WHAT IS BEING ASKED | Set down exactly, and only, the lines from the one with "What does this" to the final line of the entries, both included.

SUPPLIED DATA |
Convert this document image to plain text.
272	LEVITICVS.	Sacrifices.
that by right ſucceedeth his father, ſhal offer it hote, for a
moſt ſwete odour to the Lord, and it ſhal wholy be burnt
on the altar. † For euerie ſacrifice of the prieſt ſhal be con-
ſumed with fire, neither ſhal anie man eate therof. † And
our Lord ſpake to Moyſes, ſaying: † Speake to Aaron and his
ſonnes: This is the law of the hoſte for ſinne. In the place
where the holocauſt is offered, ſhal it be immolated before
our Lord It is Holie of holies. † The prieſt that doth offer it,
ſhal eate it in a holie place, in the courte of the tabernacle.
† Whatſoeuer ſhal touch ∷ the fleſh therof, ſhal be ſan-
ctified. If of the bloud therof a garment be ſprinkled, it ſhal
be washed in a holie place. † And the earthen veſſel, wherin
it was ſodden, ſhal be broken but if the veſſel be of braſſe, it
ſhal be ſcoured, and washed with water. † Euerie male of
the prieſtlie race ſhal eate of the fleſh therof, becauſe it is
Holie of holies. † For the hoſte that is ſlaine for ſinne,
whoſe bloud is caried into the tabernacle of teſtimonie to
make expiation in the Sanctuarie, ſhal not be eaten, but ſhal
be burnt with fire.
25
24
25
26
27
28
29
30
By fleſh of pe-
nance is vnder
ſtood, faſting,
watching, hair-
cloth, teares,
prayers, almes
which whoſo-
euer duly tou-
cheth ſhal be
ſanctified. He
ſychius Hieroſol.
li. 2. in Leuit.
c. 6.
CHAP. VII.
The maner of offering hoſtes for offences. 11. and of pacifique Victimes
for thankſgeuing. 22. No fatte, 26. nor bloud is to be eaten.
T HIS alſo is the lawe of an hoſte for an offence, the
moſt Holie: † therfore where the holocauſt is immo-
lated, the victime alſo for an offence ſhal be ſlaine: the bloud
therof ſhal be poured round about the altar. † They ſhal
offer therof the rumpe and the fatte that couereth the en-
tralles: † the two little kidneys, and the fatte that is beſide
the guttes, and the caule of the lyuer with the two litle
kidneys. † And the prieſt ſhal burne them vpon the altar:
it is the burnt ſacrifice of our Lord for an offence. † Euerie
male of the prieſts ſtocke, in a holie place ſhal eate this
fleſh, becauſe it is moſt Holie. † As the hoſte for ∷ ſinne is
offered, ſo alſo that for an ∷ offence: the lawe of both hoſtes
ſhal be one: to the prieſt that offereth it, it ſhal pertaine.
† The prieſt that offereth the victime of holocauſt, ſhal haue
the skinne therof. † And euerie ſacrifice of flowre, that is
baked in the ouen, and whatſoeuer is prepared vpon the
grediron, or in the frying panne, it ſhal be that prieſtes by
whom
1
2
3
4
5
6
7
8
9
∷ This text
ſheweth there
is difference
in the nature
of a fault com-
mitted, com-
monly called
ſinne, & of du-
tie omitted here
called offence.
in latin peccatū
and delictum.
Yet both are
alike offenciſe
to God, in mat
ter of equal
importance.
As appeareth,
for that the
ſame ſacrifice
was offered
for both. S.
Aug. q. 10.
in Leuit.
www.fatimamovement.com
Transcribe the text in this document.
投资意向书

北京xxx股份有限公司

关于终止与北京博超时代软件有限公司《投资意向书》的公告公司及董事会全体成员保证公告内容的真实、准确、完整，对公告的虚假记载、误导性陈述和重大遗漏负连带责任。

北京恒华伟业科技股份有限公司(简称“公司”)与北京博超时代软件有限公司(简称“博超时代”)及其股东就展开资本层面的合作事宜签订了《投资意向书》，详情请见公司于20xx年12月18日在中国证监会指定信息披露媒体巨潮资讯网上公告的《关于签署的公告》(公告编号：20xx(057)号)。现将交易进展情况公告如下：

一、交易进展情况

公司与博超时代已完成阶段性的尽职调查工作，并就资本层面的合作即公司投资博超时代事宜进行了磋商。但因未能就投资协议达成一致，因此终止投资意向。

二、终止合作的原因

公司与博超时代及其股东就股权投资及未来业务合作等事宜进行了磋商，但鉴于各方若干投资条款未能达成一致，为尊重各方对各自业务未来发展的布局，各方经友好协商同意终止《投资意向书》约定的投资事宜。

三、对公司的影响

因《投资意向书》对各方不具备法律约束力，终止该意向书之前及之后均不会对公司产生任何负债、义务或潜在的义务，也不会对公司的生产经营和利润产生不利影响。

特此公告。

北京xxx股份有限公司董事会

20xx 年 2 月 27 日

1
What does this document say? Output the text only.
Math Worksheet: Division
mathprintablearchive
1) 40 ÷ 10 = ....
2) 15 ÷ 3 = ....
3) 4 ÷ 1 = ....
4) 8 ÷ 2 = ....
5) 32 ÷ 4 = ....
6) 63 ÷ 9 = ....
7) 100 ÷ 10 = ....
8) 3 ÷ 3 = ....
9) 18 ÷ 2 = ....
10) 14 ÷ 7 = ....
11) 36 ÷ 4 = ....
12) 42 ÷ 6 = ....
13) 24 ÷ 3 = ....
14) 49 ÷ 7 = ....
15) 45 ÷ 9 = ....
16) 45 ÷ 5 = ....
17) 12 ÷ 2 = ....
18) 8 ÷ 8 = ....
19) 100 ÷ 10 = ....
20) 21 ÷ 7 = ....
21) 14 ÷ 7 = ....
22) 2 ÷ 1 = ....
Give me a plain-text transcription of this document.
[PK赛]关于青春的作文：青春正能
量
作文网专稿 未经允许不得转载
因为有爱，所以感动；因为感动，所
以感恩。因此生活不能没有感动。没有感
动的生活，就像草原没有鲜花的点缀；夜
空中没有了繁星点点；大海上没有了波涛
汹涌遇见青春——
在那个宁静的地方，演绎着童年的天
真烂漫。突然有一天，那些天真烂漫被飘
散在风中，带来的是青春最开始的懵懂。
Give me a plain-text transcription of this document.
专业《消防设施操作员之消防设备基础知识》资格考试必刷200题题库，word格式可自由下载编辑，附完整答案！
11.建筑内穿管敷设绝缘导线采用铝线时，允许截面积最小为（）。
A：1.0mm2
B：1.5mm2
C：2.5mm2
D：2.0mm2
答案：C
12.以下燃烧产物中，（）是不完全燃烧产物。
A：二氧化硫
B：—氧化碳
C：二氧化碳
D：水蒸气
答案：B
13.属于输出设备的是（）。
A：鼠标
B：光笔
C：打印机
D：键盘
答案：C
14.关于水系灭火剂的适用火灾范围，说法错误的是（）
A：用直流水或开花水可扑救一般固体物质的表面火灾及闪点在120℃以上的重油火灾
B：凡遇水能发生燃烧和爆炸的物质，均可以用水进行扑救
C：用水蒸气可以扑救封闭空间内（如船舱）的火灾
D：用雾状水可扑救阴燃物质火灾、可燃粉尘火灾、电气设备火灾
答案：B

WRITTEN ANSWER |
What does this document say? Output the text only.
Math Worksheet: Division
mathprintablearchive
1) 40 ÷ 10 = ....
2) 15 ÷ 3 = ....
3) 4 ÷ 1 = ....
4) 8 ÷ 2 = ....
5) 32 ÷ 4 = ....
6) 63 ÷ 9 = ....
7) 100 ÷ 10 = ....
8) 3 ÷ 3 = ....
9) 18 ÷ 2 = ....
10) 14 ÷ 7 = ....
11) 36 ÷ 4 = ....
12) 42 ÷ 6 = ....
13) 24 ÷ 3 = ....
14) 49 ÷ 7 = ....
15) 45 ÷ 9 = ....
16) 45 ÷ 5 = ....
17) 12 ÷ 2 = ....
18) 8 ÷ 8 = ....
19) 100 ÷ 10 = ....
20) 21 ÷ 7 = ....
21) 14 ÷ 7 = ....
22) 2 ÷ 1 = ....
Give me a plain-text transcription of this document.
[PK赛]关于青春的作文：青春正能
量
作文网专稿 未经允许不得转载
因为有爱，所以感动；因为感动，所
以感恩。因此生活不能没有感动。没有感
动的生活，就像草原没有鲜花的点缀；夜
空中没有了繁星点点；大海上没有了波涛
汹涌遇见青春——
在那个宁静的地方，演绎着童年的天
真烂漫。突然有一天，那些天真烂漫被飘
散在风中，带来的是青春最开始的懵懂。
Give me a plain-text transcription of this document.
专业《消防设施操作员之消防设备基础知识》资格考试必刷200题题库，word格式可自由下载编辑，附完整答案！
11.建筑内穿管敷设绝缘导线采用铝线时，允许截面积最小为（）。
A：1.0mm2
B：1.5mm2
C：2.5mm2
D：2.0mm2
答案：C
12.以下燃烧产物中，（）是不完全燃烧产物。
A：二氧化硫
B：—氧化碳
C：二氧化碳
D：水蒸气
答案：B
13.属于输出设备的是（）。
A：鼠标
B：光笔
C：打印机
D：键盘
答案：C
14.关于水系灭火剂的适用火灾范围，说法错误的是（）
A：用直流水或开花水可扑救一般固体物质的表面火灾及闪点在120℃以上的重油火灾
B：凡遇水能发生燃烧和爆炸的物质，均可以用水进行扑救
C：用水蒸气可以扑救封闭空间内（如船舱）的火灾
D：用雾状水可扑救阴燃物质火灾、可燃粉尘火灾、电气设备火灾
答案：B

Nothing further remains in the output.